» The task
Write out all of the lines below, exactly and completely.
··· Records for the task
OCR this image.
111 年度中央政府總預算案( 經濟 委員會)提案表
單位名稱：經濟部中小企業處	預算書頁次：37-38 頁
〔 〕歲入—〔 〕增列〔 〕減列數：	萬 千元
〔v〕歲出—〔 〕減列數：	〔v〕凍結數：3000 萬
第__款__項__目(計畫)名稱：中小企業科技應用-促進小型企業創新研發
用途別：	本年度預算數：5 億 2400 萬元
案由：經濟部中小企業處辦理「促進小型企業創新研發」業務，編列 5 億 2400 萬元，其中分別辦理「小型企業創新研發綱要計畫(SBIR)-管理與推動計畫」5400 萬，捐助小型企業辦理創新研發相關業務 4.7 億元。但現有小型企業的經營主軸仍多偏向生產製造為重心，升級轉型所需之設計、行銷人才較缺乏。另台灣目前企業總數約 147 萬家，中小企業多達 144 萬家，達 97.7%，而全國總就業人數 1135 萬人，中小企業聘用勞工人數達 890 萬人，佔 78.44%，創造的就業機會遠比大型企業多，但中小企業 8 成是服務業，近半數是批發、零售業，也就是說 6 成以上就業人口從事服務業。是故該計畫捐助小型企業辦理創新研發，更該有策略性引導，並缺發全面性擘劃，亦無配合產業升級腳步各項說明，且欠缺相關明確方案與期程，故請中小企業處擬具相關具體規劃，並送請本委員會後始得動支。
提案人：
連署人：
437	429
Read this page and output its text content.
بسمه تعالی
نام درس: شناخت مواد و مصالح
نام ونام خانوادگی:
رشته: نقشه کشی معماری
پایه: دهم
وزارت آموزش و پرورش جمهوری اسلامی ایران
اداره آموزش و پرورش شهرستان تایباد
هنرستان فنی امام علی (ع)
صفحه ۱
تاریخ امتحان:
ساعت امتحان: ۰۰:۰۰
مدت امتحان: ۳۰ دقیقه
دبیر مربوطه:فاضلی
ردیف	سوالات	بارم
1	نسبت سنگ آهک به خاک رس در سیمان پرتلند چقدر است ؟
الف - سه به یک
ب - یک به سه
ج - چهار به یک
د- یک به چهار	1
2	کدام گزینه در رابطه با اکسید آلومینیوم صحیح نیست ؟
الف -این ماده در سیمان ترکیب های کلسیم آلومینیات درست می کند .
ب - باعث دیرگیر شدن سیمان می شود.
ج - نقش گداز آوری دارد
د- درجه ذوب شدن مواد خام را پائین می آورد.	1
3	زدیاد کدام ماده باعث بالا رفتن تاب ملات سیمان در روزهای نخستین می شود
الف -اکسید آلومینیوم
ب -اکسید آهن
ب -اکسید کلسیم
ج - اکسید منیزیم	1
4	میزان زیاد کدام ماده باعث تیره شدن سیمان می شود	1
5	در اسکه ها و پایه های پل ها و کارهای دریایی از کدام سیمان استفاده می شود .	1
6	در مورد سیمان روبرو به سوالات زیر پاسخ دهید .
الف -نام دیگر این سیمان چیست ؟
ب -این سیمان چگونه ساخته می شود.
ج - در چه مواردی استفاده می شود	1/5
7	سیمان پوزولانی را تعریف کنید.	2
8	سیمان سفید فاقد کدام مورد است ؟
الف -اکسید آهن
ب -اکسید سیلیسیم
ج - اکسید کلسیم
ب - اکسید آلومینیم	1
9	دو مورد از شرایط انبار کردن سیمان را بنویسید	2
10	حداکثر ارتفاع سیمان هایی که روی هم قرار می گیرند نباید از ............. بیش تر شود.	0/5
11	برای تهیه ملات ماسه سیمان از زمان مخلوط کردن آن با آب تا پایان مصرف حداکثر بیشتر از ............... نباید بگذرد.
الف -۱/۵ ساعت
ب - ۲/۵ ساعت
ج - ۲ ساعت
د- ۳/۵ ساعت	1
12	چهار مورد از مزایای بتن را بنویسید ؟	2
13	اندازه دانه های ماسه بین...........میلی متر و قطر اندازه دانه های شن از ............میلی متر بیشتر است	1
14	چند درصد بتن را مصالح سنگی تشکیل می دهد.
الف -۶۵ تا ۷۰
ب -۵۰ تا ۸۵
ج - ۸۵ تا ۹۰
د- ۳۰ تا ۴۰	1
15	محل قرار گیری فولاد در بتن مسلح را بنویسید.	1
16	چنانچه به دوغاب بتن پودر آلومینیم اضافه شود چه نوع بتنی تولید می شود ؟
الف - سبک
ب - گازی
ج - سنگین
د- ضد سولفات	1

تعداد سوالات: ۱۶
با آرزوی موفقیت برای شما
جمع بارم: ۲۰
······
» Final result
OCR this image.
111 年度中央政府總預算案( 經濟 委員會)提案表
單位名稱：經濟部中小企業處	預算書頁次：37-38 頁
〔 〕歲入—〔 〕增列〔 〕減列數：	萬 千元
〔v〕歲出—〔 〕減列數：	〔v〕凍結數：3000 萬
第__款__項__目(計畫)名稱：中小企業科技應用-促進小型企業創新研發
用途別：	本年度預算數：5 億 2400 萬元
案由：經濟部中小企業處辦理「促進小型企業創新研發」業務，編列 5 億 2400 萬元，其中分別辦理「小型企業創新研發綱要計畫(SBIR)-管理與推動計畫」5400 萬，捐助小型企業辦理創新研發相關業務 4.7 億元。但現有小型企業的經營主軸仍多偏向生產製造為重心，升級轉型所需之設計、行銷人才較缺乏。另台灣目前企業總數約 147 萬家，中小企業多達 144 萬家，達 97.7%，而全國總就業人數 1135 萬人，中小企業聘用勞工人數達 890 萬人，佔 78.44%，創造的就業機會遠比大型企業多，但中小企業 8 成是服務業，近半數是批發、零售業，也就是說 6 成以上就業人口從事服務業。是故該計畫捐助小型企業辦理創新研發，更該有策略性引導，並缺發全面性擘劃，亦無配合產業升級腳步各項說明，且欠缺相關明確方案與期程，故請中小企業處擬具相關具體規劃，並送請本委員會後始得動支。
提案人：
連署人：
437	429
Read this page and output its text content.
بسمه تعالی
نام درس: شناخت مواد و مصالح
نام ونام خانوادگی:
رشته: نقشه کشی معماری
پایه: دهم
وزارت آموزش و پرورش جمهوری اسلامی ایران
اداره آموزش و پرورش شهرستان تایباد
هنرستان فنی امام علی (ع)
صفحه ۱
تاریخ امتحان:
ساعت امتحان: ۰۰:۰۰
مدت امتحان: ۳۰ دقیقه
دبیر مربوطه:فاضلی
ردیف	سوالات	بارم
1	نسبت سنگ آهک به خاک رس در سیمان پرتلند چقدر است ؟
الف - سه به یک
ب - یک به سه
ج - چهار به یک
د- یک به چهار	1
2	کدام گزینه در رابطه با اکسید آلومینیوم صحیح نیست ؟
الف -این ماده در سیمان ترکیب های کلسیم آلومینیات درست می کند .
ب - باعث دیرگیر شدن سیمان می شود.
ج - نقش گداز آوری دارد
د- درجه ذوب شدن مواد خام را پائین می آورد.	1
3	زدیاد کدام ماده باعث بالا رفتن تاب ملات سیمان در روزهای نخستین می شود
الف -اکسید آلومینیوم
ب -اکسید آهن
ب -اکسید کلسیم
ج - اکسید منیزیم	1
4	میزان زیاد کدام ماده باعث تیره شدن سیمان می شود	1
5	در اسکه ها و پایه های پل ها و کارهای دریایی از کدام سیمان استفاده می شود .	1
6	در مورد سیمان روبرو به سوالات زیر پاسخ دهید .
الف -نام دیگر این سیمان چیست ؟
ب -این سیمان چگونه ساخته می شود.
ج - در چه مواردی استفاده می شود	1/5
7	سیمان پوزولانی را تعریف کنید.	2
8	سیمان سفید فاقد کدام مورد است ؟
الف -اکسید آهن
ب -اکسید سیلیسیم
ج - اکسید کلسیم
ب - اکسید آلومینیم	1
9	دو مورد از شرایط انبار کردن سیمان را بنویسید	2
10	حداکثر ارتفاع سیمان هایی که روی هم قرار می گیرند نباید از ............. بیش تر شود.	0/5
11	برای تهیه ملات ماسه سیمان از زمان مخلوط کردن آن با آب تا پایان مصرف حداکثر بیشتر از ............... نباید بگذرد.
الف -۱/۵ ساعت
ب - ۲/۵ ساعت
ج - ۲ ساعت
د- ۳/۵ ساعت	1
12	چهار مورد از مزایای بتن را بنویسید ؟	2
13	اندازه دانه های ماسه بین...........میلی متر و قطر اندازه دانه های شن از ............میلی متر بیشتر است	1
14	چند درصد بتن را مصالح سنگی تشکیل می دهد.
الف -۶۵ تا ۷۰
ب -۵۰ تا ۸۵
ج - ۸۵ تا ۹۰
د- ۳۰ تا ۴۰	1
15	محل قرار گیری فولاد در بتن مسلح را بنویسید.	1
16	چنانچه به دوغاب بتن پودر آلومینیم اضافه شود چه نوع بتنی تولید می شود ؟
الف - سبک
ب - گازی
ج - سنگین
د- ضد سولفات	1

تعداد سوالات: ۱۶
با آرزوی موفقیت برای شما
جمع بارم: ۲۰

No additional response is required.